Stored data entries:
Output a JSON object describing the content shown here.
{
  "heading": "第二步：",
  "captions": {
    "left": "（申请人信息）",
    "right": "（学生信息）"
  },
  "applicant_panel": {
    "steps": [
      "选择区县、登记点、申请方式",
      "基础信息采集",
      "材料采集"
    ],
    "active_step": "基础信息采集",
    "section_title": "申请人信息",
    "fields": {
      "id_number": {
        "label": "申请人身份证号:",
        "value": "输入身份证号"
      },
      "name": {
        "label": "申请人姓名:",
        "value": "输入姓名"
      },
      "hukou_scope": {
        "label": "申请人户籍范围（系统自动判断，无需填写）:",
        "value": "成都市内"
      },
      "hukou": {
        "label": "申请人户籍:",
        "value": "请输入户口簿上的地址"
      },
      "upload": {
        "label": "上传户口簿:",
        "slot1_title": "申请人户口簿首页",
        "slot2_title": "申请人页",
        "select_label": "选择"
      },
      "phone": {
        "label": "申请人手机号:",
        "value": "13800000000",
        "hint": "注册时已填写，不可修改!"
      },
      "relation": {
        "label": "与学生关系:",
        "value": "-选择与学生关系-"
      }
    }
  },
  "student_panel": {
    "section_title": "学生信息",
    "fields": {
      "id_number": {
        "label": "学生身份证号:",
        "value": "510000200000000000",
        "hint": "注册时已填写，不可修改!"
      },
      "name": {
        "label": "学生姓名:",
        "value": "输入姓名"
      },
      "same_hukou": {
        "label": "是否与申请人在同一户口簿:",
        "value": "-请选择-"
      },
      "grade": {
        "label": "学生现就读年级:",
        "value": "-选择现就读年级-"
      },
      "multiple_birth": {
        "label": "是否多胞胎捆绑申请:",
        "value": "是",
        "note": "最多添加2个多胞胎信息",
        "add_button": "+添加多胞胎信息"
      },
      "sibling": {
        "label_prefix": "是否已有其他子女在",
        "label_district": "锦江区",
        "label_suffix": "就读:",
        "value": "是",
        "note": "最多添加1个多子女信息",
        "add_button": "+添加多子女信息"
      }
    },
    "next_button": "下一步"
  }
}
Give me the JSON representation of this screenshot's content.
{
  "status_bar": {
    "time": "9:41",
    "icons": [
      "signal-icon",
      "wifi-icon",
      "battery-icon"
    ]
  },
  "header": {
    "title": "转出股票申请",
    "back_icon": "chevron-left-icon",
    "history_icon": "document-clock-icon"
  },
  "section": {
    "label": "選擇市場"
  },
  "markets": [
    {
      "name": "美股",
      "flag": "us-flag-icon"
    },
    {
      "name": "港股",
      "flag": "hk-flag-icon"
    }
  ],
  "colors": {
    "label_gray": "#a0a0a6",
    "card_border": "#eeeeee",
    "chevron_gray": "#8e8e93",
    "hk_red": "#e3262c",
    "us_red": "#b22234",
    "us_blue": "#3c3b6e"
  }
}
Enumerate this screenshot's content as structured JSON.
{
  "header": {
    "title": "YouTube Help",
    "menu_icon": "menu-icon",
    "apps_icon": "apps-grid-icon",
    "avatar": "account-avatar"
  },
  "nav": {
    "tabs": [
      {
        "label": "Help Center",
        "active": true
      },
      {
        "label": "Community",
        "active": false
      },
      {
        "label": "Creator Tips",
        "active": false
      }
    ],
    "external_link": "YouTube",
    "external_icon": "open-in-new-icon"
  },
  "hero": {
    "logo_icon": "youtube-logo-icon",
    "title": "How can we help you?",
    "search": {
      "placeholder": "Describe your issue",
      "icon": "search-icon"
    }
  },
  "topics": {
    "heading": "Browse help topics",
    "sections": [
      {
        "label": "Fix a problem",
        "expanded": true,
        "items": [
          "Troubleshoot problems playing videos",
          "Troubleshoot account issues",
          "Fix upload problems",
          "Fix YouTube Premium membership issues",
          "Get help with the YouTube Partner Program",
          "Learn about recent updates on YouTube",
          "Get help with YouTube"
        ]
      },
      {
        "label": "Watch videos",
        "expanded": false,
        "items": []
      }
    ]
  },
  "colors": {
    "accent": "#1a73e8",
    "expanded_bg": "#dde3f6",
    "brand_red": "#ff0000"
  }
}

WRITTEN EXERCISE >> Please output the complete data exactly.

RESPONSE >>
Output a JSON object describing the content shown here.
{
  "heading": "第二步：",
  "captions": {
    "left": "（申请人信息）",
    "right": "（学生信息）"
  },
  "applicant_panel": {
    "steps": [
      "选择区县、登记点、申请方式",
      "基础信息采集",
      "材料采集"
    ],
    "active_step": "基础信息采集",
    "section_title": "申请人信息",
    "fields": {
      "id_number": {
        "label": "申请人身份证号:",
        "value": "输入身份证号"
      },
      "name": {
        "label": "申请人姓名:",
        "value": "输入姓名"
      },
      "hukou_scope": {
        "label": "申请人户籍范围（系统自动判断，无需填写）:",
        "value": "成都市内"
      },
      "hukou": {
        "label": "申请人户籍:",
        "value": "请输入户口簿上的地址"
      },
      "upload": {
        "label": "上传户口簿:",
        "slot1_title": "申请人户口簿首页",
        "slot2_title": "申请人页",
        "select_label": "选择"
      },
      "phone": {
        "label": "申请人手机号:",
        "value": "13800000000",
        "hint": "注册时已填写，不可修改!"
      },
      "relation": {
        "label": "与学生关系:",
        "value": "-选择与学生关系-"
      }
    }
  },
  "student_panel": {
    "section_title": "学生信息",
    "fields": {
      "id_number": {
        "label": "学生身份证号:",
        "value": "510000200000000000",
        "hint": "注册时已填写，不可修改!"
      },
      "name": {
        "label": "学生姓名:",
        "value": "输入姓名"
      },
      "same_hukou": {
        "label": "是否与申请人在同一户口簿:",
        "value": "-请选择-"
      },
      "grade": {
        "label": "学生现就读年级:",
        "value": "-选择现就读年级-"
      },
      "multiple_birth": {
        "label": "是否多胞胎捆绑申请:",
        "value": "是",
        "note": "最多添加2个多胞胎信息",
        "add_button": "+添加多胞胎信息"
      },
      "sibling": {
        "label_prefix": "是否已有其他子女在",
        "label_district": "锦江区",
        "label_suffix": "就读:",
        "value": "是",
        "note": "最多添加1个多子女信息",
        "add_button": "+添加多子女信息"
      }
    },
    "next_button": "下一步"
  }
}
Give me the JSON representation of this screenshot's content.
{
  "status_bar": {
    "time": "9:41",
    "icons": [
      "signal-icon",
      "wifi-icon",
      "battery-icon"
    ]
  },
  "header": {
    "title": "转出股票申请",
    "back_icon": "chevron-left-icon",
    "history_icon": "document-clock-icon"
  },
  "section": {
    "label": "選擇市場"
  },
  "markets": [
    {
      "name": "美股",
      "flag": "us-flag-icon"
    },
    {
      "name": "港股",
      "flag": "hk-flag-icon"
    }
  ],
  "colors": {
    "label_gray": "#a0a0a6",
    "card_border": "#eeeeee",
    "chevron_gray": "#8e8e93",
    "hk_red": "#e3262c",
    "us_red": "#b22234",
    "us_blue": "#3c3b6e"
  }
}
Enumerate this screenshot's content as structured JSON.
{
  "header": {
    "title": "YouTube Help",
    "menu_icon": "menu-icon",
    "apps_icon": "apps-grid-icon",
    "avatar": "account-avatar"
  },
  "nav": {
    "tabs": [
      {
        "label": "Help Center",
        "active": true
      },
      {
        "label": "Community",
        "active": false
      },
      {
        "label": "Creator Tips",
        "active": false
      }
    ],
    "external_link": "YouTube",
    "external_icon": "open-in-new-icon"
  },
  "hero": {
    "logo_icon": "youtube-logo-icon",
    "title": "How can we help you?",
    "search": {
      "placeholder": "Describe your issue",
      "icon": "search-icon"
    }
  },
  "topics": {
    "heading": "Browse help topics",
    "sections": [
      {
        "label": "Fix a problem",
        "expanded": true,
        "items": [
          "Troubleshoot problems playing videos",
          "Troubleshoot account issues",
          "Fix upload problems",
          "Fix YouTube Premium membership issues",
          "Get help with the YouTube Partner Program",
          "Learn about recent updates on YouTube",
          "Get help with YouTube"
        ]
      },
      {
        "label": "Watch videos",
        "expanded": false,
        "items": []
      }
    ]
  },
  "colors": {
    "accent": "#1a73e8",
    "expanded_bg": "#dde3f6",
    "brand_red": "#ff0000"
  }
}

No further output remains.